### Aim of the exercise
Return the listing below in full, with every line exactly as it is.

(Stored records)
#####

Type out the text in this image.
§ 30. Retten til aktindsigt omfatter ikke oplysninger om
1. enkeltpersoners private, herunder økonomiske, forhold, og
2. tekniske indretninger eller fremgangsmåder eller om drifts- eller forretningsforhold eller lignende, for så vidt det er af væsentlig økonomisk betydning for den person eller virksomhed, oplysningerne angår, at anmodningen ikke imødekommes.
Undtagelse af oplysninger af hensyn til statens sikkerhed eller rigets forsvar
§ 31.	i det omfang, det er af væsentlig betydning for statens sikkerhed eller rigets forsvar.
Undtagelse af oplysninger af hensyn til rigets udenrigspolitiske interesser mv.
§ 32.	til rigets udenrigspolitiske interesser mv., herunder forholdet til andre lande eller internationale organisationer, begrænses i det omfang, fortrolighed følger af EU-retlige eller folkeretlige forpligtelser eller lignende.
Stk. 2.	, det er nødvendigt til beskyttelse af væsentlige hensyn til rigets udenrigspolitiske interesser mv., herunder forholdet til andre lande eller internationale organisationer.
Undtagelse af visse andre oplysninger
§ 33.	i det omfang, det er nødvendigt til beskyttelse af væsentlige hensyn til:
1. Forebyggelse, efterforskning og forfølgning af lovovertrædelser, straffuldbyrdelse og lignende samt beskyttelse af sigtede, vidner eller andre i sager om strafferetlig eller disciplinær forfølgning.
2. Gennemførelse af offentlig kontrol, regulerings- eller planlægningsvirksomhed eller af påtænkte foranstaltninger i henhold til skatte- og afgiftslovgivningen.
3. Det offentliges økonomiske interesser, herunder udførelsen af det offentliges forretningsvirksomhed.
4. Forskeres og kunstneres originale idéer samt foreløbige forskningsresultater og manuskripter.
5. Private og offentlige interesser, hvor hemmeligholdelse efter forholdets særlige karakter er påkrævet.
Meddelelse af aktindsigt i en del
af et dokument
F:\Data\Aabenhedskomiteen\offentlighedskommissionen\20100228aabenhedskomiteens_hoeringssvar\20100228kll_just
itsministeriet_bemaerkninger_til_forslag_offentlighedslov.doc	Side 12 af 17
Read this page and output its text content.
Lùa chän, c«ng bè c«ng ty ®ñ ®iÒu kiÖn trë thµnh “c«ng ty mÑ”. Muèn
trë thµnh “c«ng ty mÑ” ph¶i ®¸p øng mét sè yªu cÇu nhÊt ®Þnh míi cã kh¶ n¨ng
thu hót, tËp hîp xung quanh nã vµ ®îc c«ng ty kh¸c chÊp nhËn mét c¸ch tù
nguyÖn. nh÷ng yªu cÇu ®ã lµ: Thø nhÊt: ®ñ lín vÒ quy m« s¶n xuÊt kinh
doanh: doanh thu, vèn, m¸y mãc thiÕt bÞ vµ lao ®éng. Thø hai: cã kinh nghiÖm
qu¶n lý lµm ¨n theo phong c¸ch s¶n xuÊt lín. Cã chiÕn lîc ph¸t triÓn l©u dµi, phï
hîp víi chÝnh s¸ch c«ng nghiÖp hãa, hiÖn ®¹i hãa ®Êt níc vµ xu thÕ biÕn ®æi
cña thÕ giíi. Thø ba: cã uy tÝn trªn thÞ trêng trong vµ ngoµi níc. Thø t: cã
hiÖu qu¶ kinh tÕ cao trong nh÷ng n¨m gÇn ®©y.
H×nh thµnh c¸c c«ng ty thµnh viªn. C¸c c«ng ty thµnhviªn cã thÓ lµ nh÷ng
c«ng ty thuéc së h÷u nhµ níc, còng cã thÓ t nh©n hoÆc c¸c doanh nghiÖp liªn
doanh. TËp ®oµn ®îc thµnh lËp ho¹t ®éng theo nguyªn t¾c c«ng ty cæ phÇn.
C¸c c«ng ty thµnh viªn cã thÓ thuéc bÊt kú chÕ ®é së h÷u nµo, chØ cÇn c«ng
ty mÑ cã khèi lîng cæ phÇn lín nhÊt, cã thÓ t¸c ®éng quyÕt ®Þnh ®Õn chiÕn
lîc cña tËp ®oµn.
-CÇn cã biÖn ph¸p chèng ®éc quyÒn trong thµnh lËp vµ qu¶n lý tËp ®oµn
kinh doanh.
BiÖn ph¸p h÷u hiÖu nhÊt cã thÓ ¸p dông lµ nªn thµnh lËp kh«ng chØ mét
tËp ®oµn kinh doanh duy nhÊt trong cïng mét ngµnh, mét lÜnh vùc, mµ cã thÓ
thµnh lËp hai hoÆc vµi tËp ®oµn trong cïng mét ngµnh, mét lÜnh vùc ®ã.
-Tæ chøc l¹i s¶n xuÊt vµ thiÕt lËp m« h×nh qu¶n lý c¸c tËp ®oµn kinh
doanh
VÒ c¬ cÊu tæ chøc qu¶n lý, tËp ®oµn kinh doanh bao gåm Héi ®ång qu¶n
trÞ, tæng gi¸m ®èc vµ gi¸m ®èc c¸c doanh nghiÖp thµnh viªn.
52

#####

### Solution to the problem
Type out the text in this image.
§ 30. Retten til aktindsigt omfatter ikke oplysninger om
1. enkeltpersoners private, herunder økonomiske, forhold, og
2. tekniske indretninger eller fremgangsmåder eller om drifts- eller forretningsforhold eller lignende, for så vidt det er af væsentlig økonomisk betydning for den person eller virksomhed, oplysningerne angår, at anmodningen ikke imødekommes.
Undtagelse af oplysninger af hensyn til statens sikkerhed eller rigets forsvar
§ 31.	i det omfang, det er af væsentlig betydning for statens sikkerhed eller rigets forsvar.
Undtagelse af oplysninger af hensyn til rigets udenrigspolitiske interesser mv.
§ 32.	til rigets udenrigspolitiske interesser mv., herunder forholdet til andre lande eller internationale organisationer, begrænses i det omfang, fortrolighed følger af EU-retlige eller folkeretlige forpligtelser eller lignende.
Stk. 2.	, det er nødvendigt til beskyttelse af væsentlige hensyn til rigets udenrigspolitiske interesser mv., herunder forholdet til andre lande eller internationale organisationer.
Undtagelse af visse andre oplysninger
§ 33.	i det omfang, det er nødvendigt til beskyttelse af væsentlige hensyn til:
1. Forebyggelse, efterforskning og forfølgning af lovovertrædelser, straffuldbyrdelse og lignende samt beskyttelse af sigtede, vidner eller andre i sager om strafferetlig eller disciplinær forfølgning.
2. Gennemførelse af offentlig kontrol, regulerings- eller planlægningsvirksomhed eller af påtænkte foranstaltninger i henhold til skatte- og afgiftslovgivningen.
3. Det offentliges økonomiske interesser, herunder udførelsen af det offentliges forretningsvirksomhed.
4. Forskeres og kunstneres originale idéer samt foreløbige forskningsresultater og manuskripter.
5. Private og offentlige interesser, hvor hemmeligholdelse efter forholdets særlige karakter er påkrævet.
Meddelelse af aktindsigt i en del
af et dokument
F:\Data\Aabenhedskomiteen\offentlighedskommissionen\20100228aabenhedskomiteens_hoeringssvar\20100228kll_just
itsministeriet_bemaerkninger_til_forslag_offentlighedslov.doc	Side 12 af 17
Read this page and output its text content.
Lùa chän, c«ng bè c«ng ty ®ñ ®iÒu kiÖn trë thµnh “c«ng ty mÑ”. Muèn
trë thµnh “c«ng ty mÑ” ph¶i ®¸p øng mét sè yªu cÇu nhÊt ®Þnh míi cã kh¶ n¨ng
thu hót, tËp hîp xung quanh nã vµ ®îc c«ng ty kh¸c chÊp nhËn mét c¸ch tù
nguyÖn. nh÷ng yªu cÇu ®ã lµ: Thø nhÊt: ®ñ lín vÒ quy m« s¶n xuÊt kinh
doanh: doanh thu, vèn, m¸y mãc thiÕt bÞ vµ lao ®éng. Thø hai: cã kinh nghiÖm
qu¶n lý lµm ¨n theo phong c¸ch s¶n xuÊt lín. Cã chiÕn lîc ph¸t triÓn l©u dµi, phï
hîp víi chÝnh s¸ch c«ng nghiÖp hãa, hiÖn ®¹i hãa ®Êt níc vµ xu thÕ biÕn ®æi
cña thÕ giíi. Thø ba: cã uy tÝn trªn thÞ trêng trong vµ ngoµi níc. Thø t: cã
hiÖu qu¶ kinh tÕ cao trong nh÷ng n¨m gÇn ®©y.
H×nh thµnh c¸c c«ng ty thµnh viªn. C¸c c«ng ty thµnhviªn cã thÓ lµ nh÷ng
c«ng ty thuéc së h÷u nhµ níc, còng cã thÓ t nh©n hoÆc c¸c doanh nghiÖp liªn
doanh. TËp ®oµn ®îc thµnh lËp ho¹t ®éng theo nguyªn t¾c c«ng ty cæ phÇn.
C¸c c«ng ty thµnh viªn cã thÓ thuéc bÊt kú chÕ ®é së h÷u nµo, chØ cÇn c«ng
ty mÑ cã khèi lîng cæ phÇn lín nhÊt, cã thÓ t¸c ®éng quyÕt ®Þnh ®Õn chiÕn
lîc cña tËp ®oµn.
-CÇn cã biÖn ph¸p chèng ®éc quyÒn trong thµnh lËp vµ qu¶n lý tËp ®oµn
kinh doanh.
BiÖn ph¸p h÷u hiÖu nhÊt cã thÓ ¸p dông lµ nªn thµnh lËp kh«ng chØ mét
tËp ®oµn kinh doanh duy nhÊt trong cïng mét ngµnh, mét lÜnh vùc, mµ cã thÓ
thµnh lËp hai hoÆc vµi tËp ®oµn trong cïng mét ngµnh, mét lÜnh vùc ®ã.
-Tæ chøc l¹i s¶n xuÊt vµ thiÕt lËp m« h×nh qu¶n lý c¸c tËp ®oµn kinh
doanh
VÒ c¬ cÊu tæ chøc qu¶n lý, tËp ®oµn kinh doanh bao gåm Héi ®ång qu¶n
trÞ, tæng gi¸m ®èc vµ gi¸m ®èc c¸c doanh nghiÖp thµnh viªn.
52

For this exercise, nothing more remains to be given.